### REQUIRED TASK
Write out all the entries word for word and omit any pictures.

A block of data:
##########
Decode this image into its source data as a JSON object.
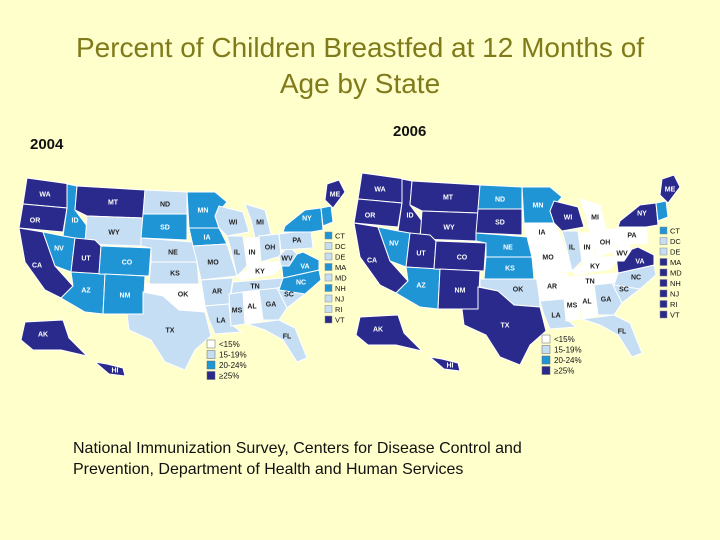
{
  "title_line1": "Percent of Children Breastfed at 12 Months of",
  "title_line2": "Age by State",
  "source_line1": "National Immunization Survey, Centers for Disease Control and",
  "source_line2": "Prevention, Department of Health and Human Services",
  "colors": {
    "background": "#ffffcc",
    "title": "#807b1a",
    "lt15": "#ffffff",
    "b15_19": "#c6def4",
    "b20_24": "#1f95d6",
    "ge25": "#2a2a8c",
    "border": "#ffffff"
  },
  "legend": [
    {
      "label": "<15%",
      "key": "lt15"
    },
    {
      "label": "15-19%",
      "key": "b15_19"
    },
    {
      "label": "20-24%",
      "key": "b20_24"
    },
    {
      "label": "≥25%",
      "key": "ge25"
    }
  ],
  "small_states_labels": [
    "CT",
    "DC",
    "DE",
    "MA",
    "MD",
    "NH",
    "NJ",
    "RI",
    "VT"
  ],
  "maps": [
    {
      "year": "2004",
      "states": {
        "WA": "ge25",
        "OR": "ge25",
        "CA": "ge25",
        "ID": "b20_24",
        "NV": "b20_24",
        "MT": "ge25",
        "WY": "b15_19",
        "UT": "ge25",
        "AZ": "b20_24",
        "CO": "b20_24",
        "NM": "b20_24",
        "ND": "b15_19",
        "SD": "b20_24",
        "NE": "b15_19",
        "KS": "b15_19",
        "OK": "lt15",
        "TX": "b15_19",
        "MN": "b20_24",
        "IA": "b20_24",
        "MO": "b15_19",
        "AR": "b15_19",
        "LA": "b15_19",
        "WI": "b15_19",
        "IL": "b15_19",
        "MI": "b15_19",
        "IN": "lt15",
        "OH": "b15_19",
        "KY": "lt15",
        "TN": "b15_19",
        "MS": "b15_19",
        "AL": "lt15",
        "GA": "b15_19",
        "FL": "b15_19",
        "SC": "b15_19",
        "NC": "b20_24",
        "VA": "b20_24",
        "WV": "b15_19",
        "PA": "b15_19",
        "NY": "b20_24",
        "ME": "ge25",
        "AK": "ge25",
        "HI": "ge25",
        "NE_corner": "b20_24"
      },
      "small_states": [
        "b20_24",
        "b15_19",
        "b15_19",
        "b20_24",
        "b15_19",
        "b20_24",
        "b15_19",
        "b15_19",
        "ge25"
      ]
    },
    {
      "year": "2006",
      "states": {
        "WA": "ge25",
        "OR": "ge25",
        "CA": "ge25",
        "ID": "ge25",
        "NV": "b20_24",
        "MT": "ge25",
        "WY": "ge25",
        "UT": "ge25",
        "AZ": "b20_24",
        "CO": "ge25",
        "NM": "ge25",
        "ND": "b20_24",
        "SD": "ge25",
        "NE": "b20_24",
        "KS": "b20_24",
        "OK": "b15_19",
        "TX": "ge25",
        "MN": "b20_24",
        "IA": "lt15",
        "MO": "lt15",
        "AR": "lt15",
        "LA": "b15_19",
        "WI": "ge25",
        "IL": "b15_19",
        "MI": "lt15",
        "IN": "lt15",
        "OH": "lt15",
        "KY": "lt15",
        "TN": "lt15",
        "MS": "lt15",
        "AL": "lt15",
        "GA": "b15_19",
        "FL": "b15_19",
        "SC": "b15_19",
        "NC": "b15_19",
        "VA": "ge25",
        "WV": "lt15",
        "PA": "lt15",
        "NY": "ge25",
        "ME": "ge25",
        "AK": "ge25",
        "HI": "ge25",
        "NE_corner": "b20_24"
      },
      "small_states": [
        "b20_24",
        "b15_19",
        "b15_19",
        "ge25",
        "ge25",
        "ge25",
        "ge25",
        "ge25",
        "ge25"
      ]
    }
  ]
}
##########
### REPLY
Decode this image into its source data as a JSON object.
{
  "title_line1": "Percent of Children Breastfed at 12 Months of",
  "title_line2": "Age by State",
  "source_line1": "National Immunization Survey, Centers for Disease Control and",
  "source_line2": "Prevention, Department of Health and Human Services",
  "colors": {
    "background": "#ffffcc",
    "title": "#807b1a",
    "lt15": "#ffffff",
    "b15_19": "#c6def4",
    "b20_24": "#1f95d6",
    "ge25": "#2a2a8c",
    "border": "#ffffff"
  },
  "legend": [
    {
      "label": "<15%",
      "key": "lt15"
    },
    {
      "label": "15-19%",
      "key": "b15_19"
    },
    {
      "label": "20-24%",
      "key": "b20_24"
    },
    {
      "label": "≥25%",
      "key": "ge25"
    }
  ],
  "small_states_labels": [
    "CT",
    "DC",
    "DE",
    "MA",
    "MD",
    "NH",
    "NJ",
    "RI",
    "VT"
  ],
  "maps": [
    {
      "year": "2004",
      "states": {
        "WA": "ge25",
        "OR": "ge25",
        "CA": "ge25",
        "ID": "b20_24",
        "NV": "b20_24",
        "MT": "ge25",
        "WY": "b15_19",
        "UT": "ge25",
        "AZ": "b20_24",
        "CO": "b20_24",
        "NM": "b20_24",
        "ND": "b15_19",
        "SD": "b20_24",
        "NE": "b15_19",
        "KS": "b15_19",
        "OK": "lt15",
        "TX": "b15_19",
        "MN": "b20_24",
        "IA": "b20_24",
        "MO": "b15_19",
        "AR": "b15_19",
        "LA": "b15_19",
        "WI": "b15_19",
        "IL": "b15_19",
        "MI": "b15_19",
        "IN": "lt15",
        "OH": "b15_19",
        "KY": "lt15",
        "TN": "b15_19",
        "MS": "b15_19",
        "AL": "lt15",
        "GA": "b15_19",
        "FL": "b15_19",
        "SC": "b15_19",
        "NC": "b20_24",
        "VA": "b20_24",
        "WV": "b15_19",
        "PA": "b15_19",
        "NY": "b20_24",
        "ME": "ge25",
        "AK": "ge25",
        "HI": "ge25",
        "NE_corner": "b20_24"
      },
      "small_states": [
        "b20_24",
        "b15_19",
        "b15_19",
        "b20_24",
        "b15_19",
        "b20_24",
        "b15_19",
        "b15_19",
        "ge25"
      ]
    },
    {
      "year": "2006",
      "states": {
        "WA": "ge25",
        "OR": "ge25",
        "CA": "ge25",
        "ID": "ge25",
        "NV": "b20_24",
        "MT": "ge25",
        "WY": "ge25",
        "UT": "ge25",
        "AZ": "b20_24",
        "CO": "ge25",
        "NM": "ge25",
        "ND": "b20_24",
        "SD": "ge25",
        "NE": "b20_24",
        "KS": "b20_24",
        "OK": "b15_19",
        "TX": "ge25",
        "MN": "b20_24",
        "IA": "lt15",
        "MO": "lt15",
        "AR": "lt15",
        "LA": "b15_19",
        "WI": "ge25",
        "IL": "b15_19",
        "MI": "lt15",
        "IN": "lt15",
        "OH": "lt15",
        "KY": "lt15",
        "TN": "lt15",
        "MS": "lt15",
        "AL": "lt15",
        "GA": "b15_19",
        "FL": "b15_19",
        "SC": "b15_19",
        "NC": "b15_19",
        "VA": "ge25",
        "WV": "lt15",
        "PA": "lt15",
        "NY": "ge25",
        "ME": "ge25",
        "AK": "ge25",
        "HI": "ge25",
        "NE_corner": "b20_24"
      },
      "small_states": [
        "b20_24",
        "b15_19",
        "b15_19",
        "ge25",
        "ge25",
        "ge25",
        "ge25",
        "ge25",
        "ge25"
      ]
    }
  ]
}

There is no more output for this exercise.